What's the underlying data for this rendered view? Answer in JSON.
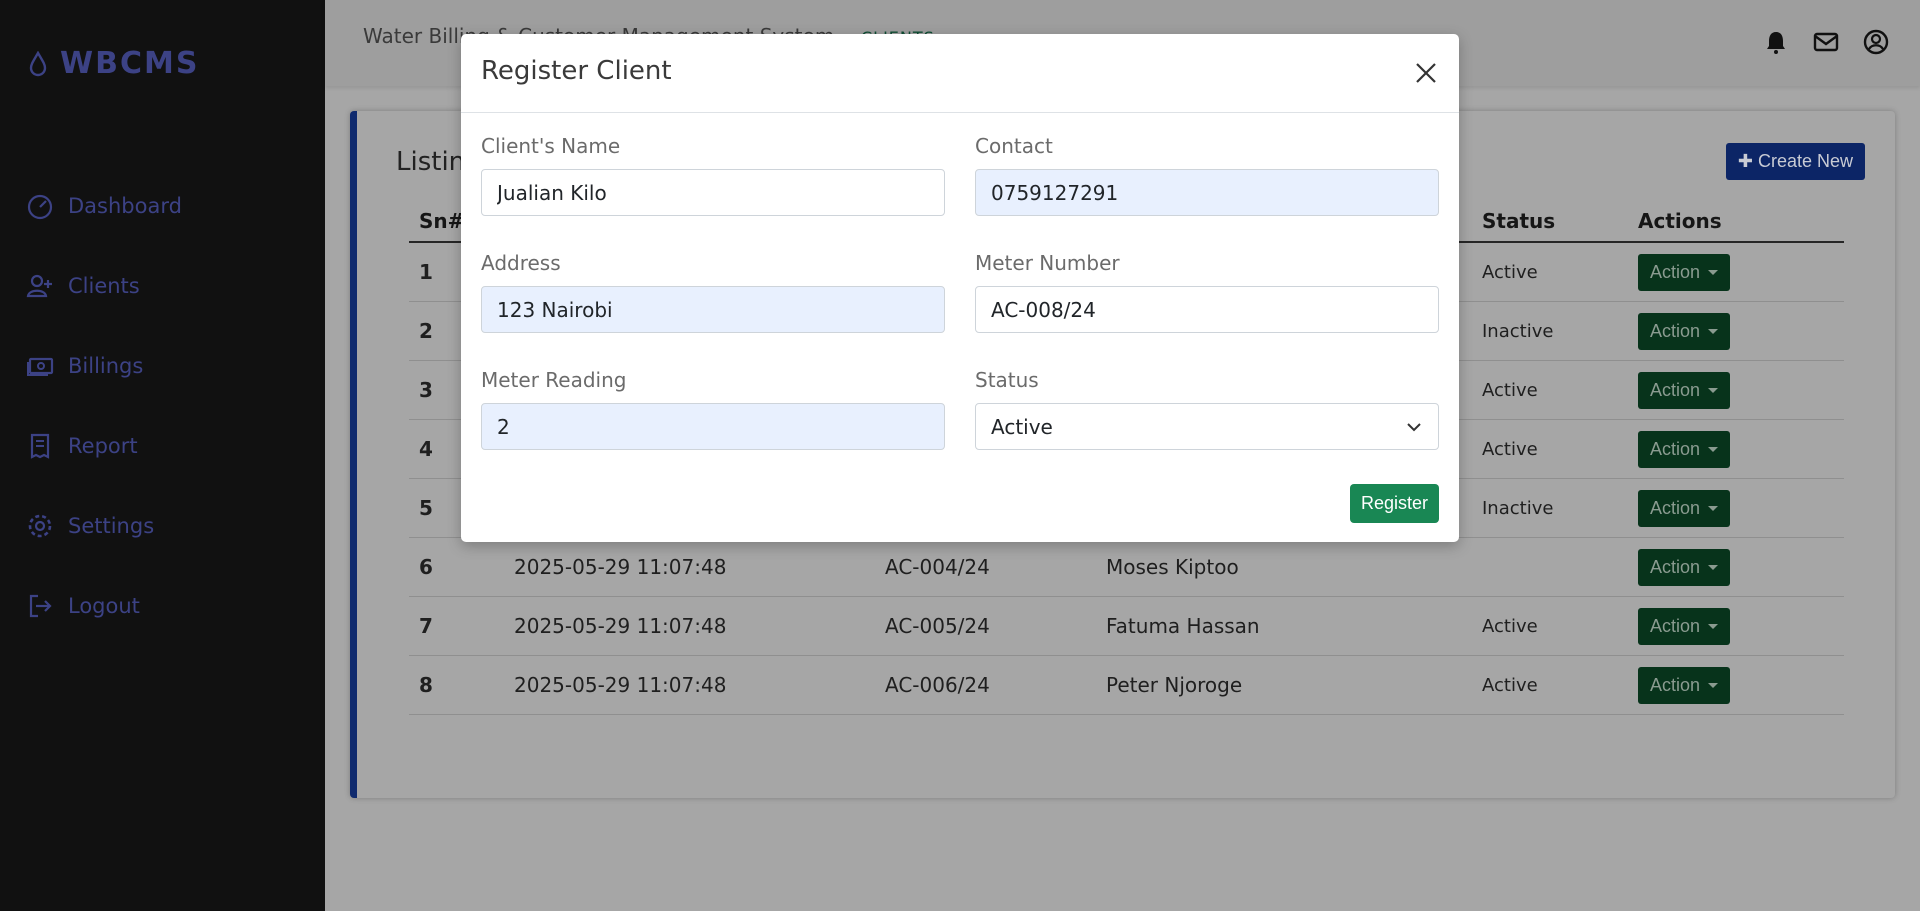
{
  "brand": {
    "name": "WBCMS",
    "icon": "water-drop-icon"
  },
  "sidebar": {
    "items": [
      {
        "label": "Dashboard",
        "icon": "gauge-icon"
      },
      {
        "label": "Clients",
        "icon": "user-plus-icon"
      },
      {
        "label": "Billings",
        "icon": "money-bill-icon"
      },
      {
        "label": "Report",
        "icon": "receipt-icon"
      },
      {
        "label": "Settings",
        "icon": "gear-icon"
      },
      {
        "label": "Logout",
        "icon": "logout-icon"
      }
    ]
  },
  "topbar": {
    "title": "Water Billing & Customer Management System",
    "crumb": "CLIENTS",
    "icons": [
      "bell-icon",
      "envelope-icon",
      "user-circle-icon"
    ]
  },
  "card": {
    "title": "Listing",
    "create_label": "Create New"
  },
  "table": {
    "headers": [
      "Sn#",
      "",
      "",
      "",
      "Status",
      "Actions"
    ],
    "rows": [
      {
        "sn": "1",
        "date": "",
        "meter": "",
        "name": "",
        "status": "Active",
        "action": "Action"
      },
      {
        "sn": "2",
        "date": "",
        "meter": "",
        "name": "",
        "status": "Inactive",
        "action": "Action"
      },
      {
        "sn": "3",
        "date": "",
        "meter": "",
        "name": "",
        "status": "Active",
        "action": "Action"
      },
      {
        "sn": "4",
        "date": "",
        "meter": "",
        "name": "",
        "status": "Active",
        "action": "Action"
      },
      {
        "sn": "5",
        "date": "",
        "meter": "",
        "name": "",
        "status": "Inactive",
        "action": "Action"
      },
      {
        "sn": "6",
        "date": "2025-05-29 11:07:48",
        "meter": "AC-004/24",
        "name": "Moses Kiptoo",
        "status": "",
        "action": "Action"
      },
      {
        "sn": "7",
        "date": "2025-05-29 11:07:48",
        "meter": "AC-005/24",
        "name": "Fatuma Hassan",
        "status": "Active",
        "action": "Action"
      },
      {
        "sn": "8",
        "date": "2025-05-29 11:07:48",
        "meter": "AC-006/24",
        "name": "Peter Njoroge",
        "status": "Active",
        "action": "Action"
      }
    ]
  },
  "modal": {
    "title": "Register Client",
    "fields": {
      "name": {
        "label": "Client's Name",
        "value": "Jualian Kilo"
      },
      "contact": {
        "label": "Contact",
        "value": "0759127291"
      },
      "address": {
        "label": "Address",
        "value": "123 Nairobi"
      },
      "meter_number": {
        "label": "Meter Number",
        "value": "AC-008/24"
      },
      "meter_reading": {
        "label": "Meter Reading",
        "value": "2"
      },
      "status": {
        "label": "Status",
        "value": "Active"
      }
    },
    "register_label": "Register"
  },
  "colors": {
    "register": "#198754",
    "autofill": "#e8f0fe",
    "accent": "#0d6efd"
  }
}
════════
• [EXERCISE OBJECTIVE]:
What is the number of lines in the data that hold the string "value"? Answer with the number only.

• [CORRECT OUTPUT]:
6